Your task:
Restate the records below word for word.

Stored data entries:

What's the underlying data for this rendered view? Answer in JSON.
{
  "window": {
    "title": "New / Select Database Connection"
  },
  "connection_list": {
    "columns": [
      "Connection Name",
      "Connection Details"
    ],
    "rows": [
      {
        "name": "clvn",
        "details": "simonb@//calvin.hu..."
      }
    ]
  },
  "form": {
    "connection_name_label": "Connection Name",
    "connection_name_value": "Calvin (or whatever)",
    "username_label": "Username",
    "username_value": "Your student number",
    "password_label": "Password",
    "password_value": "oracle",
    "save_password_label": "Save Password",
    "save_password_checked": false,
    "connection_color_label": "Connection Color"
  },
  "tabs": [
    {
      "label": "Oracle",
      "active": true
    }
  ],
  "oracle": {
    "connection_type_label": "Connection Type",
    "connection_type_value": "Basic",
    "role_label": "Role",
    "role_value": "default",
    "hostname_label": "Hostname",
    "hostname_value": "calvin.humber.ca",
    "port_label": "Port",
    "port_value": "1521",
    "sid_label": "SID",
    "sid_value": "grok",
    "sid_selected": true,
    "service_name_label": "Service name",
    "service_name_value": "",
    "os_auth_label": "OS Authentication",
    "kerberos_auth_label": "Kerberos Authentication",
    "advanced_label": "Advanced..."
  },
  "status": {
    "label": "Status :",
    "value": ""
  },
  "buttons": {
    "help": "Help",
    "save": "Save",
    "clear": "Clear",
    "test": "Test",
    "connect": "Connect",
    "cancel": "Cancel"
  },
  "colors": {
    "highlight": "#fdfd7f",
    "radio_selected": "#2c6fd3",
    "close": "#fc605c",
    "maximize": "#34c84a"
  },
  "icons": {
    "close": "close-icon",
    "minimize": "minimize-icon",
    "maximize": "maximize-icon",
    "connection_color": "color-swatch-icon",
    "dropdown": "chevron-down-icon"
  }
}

Task answer:
What's the underlying data for this rendered view? Answer in JSON.
{
  "window": {
    "title": "New / Select Database Connection"
  },
  "connection_list": {
    "columns": [
      "Connection Name",
      "Connection Details"
    ],
    "rows": [
      {
        "name": "clvn",
        "details": "simonb@//calvin.hu..."
      }
    ]
  },
  "form": {
    "connection_name_label": "Connection Name",
    "connection_name_value": "Calvin (or whatever)",
    "username_label": "Username",
    "username_value": "Your student number",
    "password_label": "Password",
    "password_value": "oracle",
    "save_password_label": "Save Password",
    "save_password_checked": false,
    "connection_color_label": "Connection Color"
  },
  "tabs": [
    {
      "label": "Oracle",
      "active": true
    }
  ],
  "oracle": {
    "connection_type_label": "Connection Type",
    "connection_type_value": "Basic",
    "role_label": "Role",
    "role_value": "default",
    "hostname_label": "Hostname",
    "hostname_value": "calvin.humber.ca",
    "port_label": "Port",
    "port_value": "1521",
    "sid_label": "SID",
    "sid_value": "grok",
    "sid_selected": true,
    "service_name_label": "Service name",
    "service_name_value": "",
    "os_auth_label": "OS Authentication",
    "kerberos_auth_label": "Kerberos Authentication",
    "advanced_label": "Advanced..."
  },
  "status": {
    "label": "Status :",
    "value": ""
  },
  "buttons": {
    "help": "Help",
    "save": "Save",
    "clear": "Clear",
    "test": "Test",
    "connect": "Connect",
    "cancel": "Cancel"
  },
  "colors": {
    "highlight": "#fdfd7f",
    "radio_selected": "#2c6fd3",
    "close": "#fc605c",
    "maximize": "#34c84a"
  },
  "icons": {
    "close": "close-icon",
    "minimize": "minimize-icon",
    "maximize": "maximize-icon",
    "connection_color": "color-swatch-icon",
    "dropdown": "chevron-down-icon"
  }
}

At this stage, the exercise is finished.